# Your task:
List all lines in the material below that contain "JSON".

——

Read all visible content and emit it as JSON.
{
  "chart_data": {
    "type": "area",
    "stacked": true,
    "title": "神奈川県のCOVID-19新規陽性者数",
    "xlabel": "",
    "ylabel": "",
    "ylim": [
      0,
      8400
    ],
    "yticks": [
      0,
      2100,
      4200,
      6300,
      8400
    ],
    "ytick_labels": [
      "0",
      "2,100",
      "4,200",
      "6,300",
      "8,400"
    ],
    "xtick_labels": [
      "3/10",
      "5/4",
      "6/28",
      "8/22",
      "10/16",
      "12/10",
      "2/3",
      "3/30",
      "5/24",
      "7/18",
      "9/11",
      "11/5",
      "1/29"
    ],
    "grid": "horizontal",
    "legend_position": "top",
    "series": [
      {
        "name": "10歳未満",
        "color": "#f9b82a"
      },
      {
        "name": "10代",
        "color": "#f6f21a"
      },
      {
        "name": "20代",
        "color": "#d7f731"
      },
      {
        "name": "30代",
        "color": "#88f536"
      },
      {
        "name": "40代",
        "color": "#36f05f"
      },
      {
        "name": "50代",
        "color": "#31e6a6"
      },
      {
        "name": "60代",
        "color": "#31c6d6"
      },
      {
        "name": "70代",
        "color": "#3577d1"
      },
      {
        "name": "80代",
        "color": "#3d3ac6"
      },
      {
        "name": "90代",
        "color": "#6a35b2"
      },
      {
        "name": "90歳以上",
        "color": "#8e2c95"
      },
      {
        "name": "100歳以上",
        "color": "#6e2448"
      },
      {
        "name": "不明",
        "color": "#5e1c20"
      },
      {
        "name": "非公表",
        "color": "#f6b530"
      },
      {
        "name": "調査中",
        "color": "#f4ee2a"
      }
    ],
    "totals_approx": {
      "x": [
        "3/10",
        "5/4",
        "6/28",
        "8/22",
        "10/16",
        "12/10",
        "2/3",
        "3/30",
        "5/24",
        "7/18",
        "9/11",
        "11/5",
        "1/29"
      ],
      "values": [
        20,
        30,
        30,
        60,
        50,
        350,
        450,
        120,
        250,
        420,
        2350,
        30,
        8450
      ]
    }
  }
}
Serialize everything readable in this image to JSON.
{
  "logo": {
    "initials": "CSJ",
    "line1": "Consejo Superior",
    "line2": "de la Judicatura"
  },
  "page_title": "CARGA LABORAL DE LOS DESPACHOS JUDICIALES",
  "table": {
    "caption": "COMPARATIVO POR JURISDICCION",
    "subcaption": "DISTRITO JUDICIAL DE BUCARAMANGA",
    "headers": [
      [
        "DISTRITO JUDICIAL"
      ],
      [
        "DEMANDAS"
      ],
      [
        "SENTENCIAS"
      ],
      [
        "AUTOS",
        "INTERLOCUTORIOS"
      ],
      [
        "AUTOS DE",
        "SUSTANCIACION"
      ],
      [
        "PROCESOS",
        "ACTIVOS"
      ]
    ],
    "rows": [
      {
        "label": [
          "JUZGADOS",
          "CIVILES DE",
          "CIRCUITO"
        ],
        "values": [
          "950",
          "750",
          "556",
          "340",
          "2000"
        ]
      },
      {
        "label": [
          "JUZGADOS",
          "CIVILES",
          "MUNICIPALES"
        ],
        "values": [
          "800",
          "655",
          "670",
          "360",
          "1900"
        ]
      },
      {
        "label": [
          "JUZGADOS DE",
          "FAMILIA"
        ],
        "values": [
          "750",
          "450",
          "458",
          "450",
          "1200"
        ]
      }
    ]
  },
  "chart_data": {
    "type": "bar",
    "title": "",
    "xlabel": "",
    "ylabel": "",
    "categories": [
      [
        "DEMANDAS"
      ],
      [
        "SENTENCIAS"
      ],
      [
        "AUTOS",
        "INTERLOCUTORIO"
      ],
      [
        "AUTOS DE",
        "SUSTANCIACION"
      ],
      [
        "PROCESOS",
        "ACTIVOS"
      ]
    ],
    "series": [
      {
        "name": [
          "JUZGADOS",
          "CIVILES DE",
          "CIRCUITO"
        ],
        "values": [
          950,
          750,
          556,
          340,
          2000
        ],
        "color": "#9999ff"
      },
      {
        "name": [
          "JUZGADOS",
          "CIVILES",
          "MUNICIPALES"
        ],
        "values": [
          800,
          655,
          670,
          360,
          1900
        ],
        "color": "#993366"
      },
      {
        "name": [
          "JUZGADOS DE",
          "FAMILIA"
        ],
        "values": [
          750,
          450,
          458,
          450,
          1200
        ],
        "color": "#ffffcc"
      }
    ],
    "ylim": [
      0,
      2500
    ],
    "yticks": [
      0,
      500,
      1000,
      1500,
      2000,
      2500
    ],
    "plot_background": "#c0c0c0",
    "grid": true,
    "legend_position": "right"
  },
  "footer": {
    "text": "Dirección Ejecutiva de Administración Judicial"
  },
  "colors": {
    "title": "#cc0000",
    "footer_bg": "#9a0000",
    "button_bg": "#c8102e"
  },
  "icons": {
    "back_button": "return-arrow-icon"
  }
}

——

# Written answer:
Read all visible content and emit it as JSON.
Serialize everything readable in this image to JSON.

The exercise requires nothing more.